* What is being asked
Write the count of lines that contain the word "follow" and nothing else.

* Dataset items
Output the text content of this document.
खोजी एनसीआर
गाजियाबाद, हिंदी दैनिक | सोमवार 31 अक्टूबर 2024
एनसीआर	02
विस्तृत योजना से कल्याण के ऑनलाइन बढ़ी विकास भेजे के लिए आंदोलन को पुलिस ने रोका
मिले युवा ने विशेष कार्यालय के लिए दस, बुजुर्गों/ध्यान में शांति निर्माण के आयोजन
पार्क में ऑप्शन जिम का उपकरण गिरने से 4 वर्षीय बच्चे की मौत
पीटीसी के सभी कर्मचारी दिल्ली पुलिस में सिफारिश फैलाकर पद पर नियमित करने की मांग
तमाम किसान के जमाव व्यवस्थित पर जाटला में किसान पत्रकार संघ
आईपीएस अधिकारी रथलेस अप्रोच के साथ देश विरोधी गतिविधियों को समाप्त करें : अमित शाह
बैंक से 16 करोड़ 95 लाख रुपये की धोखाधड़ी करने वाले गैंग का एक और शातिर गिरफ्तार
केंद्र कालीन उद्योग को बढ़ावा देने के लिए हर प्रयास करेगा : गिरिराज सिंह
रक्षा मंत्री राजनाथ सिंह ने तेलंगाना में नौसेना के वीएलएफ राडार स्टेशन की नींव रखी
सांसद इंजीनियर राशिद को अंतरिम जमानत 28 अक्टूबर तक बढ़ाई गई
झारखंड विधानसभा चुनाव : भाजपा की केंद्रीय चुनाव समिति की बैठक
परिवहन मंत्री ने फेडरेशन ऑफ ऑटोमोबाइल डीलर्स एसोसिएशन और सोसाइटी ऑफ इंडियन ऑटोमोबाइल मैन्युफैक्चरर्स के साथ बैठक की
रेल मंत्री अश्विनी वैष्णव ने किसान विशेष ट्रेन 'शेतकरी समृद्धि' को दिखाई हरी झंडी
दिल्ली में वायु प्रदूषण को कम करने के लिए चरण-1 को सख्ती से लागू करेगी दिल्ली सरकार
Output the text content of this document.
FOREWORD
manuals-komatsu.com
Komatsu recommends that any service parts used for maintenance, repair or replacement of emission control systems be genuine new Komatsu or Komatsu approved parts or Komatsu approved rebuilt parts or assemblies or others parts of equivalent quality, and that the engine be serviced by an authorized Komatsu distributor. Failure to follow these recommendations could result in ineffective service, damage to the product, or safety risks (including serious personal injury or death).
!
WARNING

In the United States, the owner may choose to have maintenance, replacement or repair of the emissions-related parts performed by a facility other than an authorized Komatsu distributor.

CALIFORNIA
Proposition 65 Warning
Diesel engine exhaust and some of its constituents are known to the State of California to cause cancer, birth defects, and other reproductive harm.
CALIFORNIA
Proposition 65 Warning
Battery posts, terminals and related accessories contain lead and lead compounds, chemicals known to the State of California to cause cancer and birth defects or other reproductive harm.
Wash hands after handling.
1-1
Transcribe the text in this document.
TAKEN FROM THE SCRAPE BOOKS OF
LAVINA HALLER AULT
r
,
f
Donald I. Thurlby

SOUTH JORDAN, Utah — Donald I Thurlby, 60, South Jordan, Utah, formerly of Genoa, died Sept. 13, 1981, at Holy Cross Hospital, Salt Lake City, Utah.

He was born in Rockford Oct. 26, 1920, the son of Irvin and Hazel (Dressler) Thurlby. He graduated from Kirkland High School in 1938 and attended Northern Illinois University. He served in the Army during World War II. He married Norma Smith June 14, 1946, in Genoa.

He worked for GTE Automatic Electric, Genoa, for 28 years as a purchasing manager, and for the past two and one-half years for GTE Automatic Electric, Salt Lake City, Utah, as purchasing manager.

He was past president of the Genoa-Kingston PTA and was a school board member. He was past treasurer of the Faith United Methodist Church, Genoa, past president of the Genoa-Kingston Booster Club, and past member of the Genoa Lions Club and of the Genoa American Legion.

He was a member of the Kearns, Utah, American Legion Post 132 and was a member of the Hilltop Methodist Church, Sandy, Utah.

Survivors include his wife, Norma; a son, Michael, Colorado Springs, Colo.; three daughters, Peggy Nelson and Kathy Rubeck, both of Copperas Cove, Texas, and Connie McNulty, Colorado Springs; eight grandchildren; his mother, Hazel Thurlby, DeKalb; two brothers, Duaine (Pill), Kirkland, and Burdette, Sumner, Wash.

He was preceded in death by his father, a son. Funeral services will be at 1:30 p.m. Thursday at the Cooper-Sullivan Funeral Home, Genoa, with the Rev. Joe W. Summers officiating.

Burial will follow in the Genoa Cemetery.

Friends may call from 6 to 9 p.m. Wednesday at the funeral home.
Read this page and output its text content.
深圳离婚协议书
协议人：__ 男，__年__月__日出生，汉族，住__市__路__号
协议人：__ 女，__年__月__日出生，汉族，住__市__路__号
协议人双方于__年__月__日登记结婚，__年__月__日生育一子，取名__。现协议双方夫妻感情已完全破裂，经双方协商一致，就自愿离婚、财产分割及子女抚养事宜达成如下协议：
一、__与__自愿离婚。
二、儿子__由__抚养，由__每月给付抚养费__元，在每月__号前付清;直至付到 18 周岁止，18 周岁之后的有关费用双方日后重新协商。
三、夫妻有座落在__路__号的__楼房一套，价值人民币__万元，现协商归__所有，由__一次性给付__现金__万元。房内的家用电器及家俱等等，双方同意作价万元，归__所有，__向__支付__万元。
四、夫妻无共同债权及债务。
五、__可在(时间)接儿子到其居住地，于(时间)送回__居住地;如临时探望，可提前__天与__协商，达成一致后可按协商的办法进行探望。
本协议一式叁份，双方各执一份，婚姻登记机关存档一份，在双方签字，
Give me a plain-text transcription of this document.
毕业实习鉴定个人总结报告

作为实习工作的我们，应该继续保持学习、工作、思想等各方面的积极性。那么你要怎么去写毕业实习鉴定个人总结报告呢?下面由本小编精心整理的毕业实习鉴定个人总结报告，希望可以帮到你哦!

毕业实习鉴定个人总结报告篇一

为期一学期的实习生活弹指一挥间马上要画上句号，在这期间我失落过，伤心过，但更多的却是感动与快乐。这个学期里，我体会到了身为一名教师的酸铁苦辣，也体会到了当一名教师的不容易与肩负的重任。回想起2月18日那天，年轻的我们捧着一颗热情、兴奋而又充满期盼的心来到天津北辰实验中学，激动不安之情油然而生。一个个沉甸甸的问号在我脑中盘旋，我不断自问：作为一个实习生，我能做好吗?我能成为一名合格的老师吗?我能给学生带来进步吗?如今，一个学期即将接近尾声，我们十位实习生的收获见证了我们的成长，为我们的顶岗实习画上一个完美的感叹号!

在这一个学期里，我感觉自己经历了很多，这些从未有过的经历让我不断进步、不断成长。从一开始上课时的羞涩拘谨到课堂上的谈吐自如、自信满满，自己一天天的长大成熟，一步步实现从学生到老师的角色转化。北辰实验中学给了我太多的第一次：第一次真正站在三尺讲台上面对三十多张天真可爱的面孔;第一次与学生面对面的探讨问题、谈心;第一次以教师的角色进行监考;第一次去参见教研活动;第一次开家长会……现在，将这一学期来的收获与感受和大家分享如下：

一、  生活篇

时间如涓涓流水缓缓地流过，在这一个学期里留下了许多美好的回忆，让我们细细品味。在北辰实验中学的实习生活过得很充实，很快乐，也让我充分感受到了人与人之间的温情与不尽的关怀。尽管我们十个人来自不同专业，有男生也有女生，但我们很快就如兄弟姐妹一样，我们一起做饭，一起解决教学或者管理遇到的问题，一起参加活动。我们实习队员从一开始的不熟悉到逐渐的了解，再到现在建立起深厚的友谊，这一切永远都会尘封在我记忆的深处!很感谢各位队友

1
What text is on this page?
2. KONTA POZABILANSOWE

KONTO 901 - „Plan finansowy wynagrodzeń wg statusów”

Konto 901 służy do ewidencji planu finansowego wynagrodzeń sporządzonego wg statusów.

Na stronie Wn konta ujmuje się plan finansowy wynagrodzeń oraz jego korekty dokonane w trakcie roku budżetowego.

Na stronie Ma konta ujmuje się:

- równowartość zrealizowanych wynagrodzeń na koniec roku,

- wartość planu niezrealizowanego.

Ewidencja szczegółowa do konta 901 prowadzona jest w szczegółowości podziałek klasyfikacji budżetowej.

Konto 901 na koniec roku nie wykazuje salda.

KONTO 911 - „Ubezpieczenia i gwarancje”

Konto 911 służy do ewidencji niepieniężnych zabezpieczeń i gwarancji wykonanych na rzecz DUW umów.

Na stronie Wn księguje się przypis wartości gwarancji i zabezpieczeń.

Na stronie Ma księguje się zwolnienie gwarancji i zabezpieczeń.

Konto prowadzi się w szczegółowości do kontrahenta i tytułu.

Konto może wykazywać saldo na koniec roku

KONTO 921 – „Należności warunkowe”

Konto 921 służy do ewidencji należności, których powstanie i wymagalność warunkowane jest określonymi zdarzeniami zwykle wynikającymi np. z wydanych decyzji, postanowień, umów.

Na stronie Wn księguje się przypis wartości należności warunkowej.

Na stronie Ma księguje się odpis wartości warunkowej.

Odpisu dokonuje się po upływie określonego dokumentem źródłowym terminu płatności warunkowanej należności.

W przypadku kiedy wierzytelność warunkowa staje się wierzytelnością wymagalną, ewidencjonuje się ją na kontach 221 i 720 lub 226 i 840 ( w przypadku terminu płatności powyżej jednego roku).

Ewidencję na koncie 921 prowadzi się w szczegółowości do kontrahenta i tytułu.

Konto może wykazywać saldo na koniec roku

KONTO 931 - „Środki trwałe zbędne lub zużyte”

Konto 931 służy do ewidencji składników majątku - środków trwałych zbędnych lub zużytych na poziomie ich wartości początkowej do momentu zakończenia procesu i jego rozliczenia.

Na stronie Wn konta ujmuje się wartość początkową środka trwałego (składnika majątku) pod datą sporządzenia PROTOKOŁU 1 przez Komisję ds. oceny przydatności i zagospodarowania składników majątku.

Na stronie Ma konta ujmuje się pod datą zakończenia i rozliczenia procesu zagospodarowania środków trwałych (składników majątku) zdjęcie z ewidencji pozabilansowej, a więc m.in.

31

* Task response
2